Extracted records
+ + +

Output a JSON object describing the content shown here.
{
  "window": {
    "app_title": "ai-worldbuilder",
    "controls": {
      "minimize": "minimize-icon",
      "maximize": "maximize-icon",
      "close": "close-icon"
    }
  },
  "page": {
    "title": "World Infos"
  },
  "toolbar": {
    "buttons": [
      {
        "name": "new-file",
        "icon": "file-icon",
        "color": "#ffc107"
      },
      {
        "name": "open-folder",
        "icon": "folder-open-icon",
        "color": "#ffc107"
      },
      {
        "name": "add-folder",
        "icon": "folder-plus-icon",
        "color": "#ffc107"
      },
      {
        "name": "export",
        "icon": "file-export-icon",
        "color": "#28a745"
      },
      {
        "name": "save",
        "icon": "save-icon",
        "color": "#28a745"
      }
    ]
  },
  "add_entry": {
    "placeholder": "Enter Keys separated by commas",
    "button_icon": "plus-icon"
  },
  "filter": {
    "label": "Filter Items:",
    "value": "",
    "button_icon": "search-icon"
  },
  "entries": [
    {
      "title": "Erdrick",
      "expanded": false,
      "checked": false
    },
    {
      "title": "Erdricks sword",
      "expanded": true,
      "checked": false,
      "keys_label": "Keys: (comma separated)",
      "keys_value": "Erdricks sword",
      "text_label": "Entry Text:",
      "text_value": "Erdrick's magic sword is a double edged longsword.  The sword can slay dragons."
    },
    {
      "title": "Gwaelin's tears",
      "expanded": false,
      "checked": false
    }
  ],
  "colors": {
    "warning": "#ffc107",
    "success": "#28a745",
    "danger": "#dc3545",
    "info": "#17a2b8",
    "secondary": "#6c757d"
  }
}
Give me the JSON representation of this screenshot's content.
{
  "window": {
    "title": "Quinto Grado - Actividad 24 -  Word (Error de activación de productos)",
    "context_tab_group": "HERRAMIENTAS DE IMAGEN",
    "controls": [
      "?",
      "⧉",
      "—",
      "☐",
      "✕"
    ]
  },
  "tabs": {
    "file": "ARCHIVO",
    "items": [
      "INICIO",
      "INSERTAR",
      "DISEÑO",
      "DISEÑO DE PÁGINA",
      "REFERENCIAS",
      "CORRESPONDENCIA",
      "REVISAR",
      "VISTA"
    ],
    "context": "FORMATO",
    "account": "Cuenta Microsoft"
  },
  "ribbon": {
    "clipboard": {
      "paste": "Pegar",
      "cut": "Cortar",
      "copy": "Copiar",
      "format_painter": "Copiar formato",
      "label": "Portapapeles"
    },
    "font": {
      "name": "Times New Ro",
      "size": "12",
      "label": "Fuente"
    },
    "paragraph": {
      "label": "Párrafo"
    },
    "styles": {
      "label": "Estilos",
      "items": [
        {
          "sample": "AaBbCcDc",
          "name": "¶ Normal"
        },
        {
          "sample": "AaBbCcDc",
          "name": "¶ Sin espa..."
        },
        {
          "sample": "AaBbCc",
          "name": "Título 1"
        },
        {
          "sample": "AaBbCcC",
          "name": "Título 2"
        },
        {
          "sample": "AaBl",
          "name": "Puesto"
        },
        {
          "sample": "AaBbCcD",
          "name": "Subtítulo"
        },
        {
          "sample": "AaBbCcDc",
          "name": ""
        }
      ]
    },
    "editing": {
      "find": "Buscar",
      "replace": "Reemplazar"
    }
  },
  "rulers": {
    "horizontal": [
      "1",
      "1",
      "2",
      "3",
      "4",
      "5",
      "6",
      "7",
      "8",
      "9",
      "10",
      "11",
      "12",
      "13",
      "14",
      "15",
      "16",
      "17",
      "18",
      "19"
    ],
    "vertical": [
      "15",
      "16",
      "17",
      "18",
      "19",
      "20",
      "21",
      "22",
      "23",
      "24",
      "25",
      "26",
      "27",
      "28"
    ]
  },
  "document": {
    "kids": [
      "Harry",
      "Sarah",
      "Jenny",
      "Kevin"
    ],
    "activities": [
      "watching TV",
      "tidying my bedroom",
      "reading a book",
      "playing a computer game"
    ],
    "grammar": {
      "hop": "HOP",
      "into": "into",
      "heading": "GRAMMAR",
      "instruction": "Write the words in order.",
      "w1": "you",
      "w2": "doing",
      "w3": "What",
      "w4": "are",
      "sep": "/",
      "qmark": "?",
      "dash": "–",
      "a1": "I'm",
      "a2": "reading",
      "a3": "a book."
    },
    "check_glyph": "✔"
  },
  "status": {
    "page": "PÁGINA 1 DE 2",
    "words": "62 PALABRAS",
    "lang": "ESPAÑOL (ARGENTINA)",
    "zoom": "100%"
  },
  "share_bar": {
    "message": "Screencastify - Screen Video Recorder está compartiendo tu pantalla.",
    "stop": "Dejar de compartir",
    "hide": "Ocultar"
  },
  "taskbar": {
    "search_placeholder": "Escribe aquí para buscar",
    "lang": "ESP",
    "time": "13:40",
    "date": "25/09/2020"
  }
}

+ + +

(What is needed): Count the lines of these entries that hold the string "plus", and give only that number.

(The output): 2